### やること
[1] 看板広告についての文章によると、新宿駅前や渋谷駅前のような場所に看板をいくら置いても、どうなってしまいますか。
[2] 看板広告についての文章から、「同じ10個の看板広告を置くの」から「い人が多いポイントといえる。」までを全部書き写してください。

### 元の文章
'''

看板広告で“強烈な刷り込み”を生み出すコツ

特に、幅広いエリアを網羅しようと、散発的かつ等間隔に置いていくのはあまり意味がない。人の頭に入り込み、心を揺るがすためには、特定の場所に一気に並べるような工夫が必要なのだ。

同じ10個の看板広告を置くのでも、10個を一気に並べるのと、混雑エリアごとに等しく分散して置くのとでは、意味合いも効果もまったく違ってくる。人の目に入りやすい場所をひとつ選んだら、その1カ所に複数の看板広告を一気に並べるほうが、見る人の印象はがらりと変わるはずだ。

置き方には、ほかにもいろいろなコツがあるが、もうひとつ重要なのは、いわゆる「看板銀座」みたいな場所は避けるということだ。

人通りが多いからといって、例えば新宿駅前や渋谷駅前といった場所は、いくら置いても看板の洪水に埋もれてしまうだけである。これも、案外わかっていない人が多いポイントといえる。

'''

### 抜き出した資料
'''

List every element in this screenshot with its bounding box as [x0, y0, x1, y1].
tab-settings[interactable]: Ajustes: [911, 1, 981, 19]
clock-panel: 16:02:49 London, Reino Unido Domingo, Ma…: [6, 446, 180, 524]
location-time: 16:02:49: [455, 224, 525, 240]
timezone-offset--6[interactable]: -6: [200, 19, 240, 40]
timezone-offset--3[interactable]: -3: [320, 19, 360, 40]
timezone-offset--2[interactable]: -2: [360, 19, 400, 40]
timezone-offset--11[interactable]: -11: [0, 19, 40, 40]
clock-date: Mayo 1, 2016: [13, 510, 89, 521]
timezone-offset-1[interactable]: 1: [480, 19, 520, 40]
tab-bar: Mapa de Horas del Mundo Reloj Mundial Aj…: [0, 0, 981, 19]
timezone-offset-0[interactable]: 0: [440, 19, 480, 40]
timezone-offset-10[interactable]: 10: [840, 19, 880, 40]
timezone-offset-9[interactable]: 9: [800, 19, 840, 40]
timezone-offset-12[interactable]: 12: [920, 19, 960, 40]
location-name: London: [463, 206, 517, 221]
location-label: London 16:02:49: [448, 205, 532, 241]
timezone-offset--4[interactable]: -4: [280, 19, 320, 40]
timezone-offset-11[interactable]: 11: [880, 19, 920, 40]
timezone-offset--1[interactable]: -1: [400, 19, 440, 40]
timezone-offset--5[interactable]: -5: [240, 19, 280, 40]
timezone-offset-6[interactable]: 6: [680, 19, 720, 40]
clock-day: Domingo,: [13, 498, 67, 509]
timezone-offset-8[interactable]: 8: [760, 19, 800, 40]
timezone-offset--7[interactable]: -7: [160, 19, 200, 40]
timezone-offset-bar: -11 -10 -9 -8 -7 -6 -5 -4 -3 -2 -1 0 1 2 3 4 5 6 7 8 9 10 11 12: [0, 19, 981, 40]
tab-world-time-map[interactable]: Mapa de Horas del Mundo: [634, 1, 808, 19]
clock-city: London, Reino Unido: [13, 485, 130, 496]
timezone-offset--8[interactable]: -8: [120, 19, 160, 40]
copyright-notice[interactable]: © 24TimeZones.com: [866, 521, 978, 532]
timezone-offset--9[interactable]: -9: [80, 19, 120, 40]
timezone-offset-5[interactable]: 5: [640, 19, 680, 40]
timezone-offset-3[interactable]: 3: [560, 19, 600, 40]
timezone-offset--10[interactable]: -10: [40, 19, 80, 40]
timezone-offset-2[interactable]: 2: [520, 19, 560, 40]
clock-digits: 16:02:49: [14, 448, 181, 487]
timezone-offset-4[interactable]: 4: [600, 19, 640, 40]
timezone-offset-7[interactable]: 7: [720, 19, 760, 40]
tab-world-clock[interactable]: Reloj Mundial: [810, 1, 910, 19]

'''

### それぞれの答え
[1] 看板の洪水に埋もれてしまうだけです。

[2]
同じ10個の看板広告を置くのでも、10個を一気に並べるのと、混雑エリアごとに等しく分散して置くのとでは、意味合いも効果もまったく違ってくる。人の目に入りやすい場所をひとつ選んだら、その1カ所に複数の看板広告を一気に並べるほうが、見る人の印象はがらりと変わるはずだ。

置き方には、ほかにもいろいろなコツがあるが、もうひとつ重要なのは、いわゆる「看板銀座」みたいな場所は避けるということだ。

人通りが多いからといって、例えば新宿駅前や渋谷駅前といった場所は、いくら置いても看板の洪水に埋もれてしまうだけである。これも、案外わかっていない人が多いポイントといえる。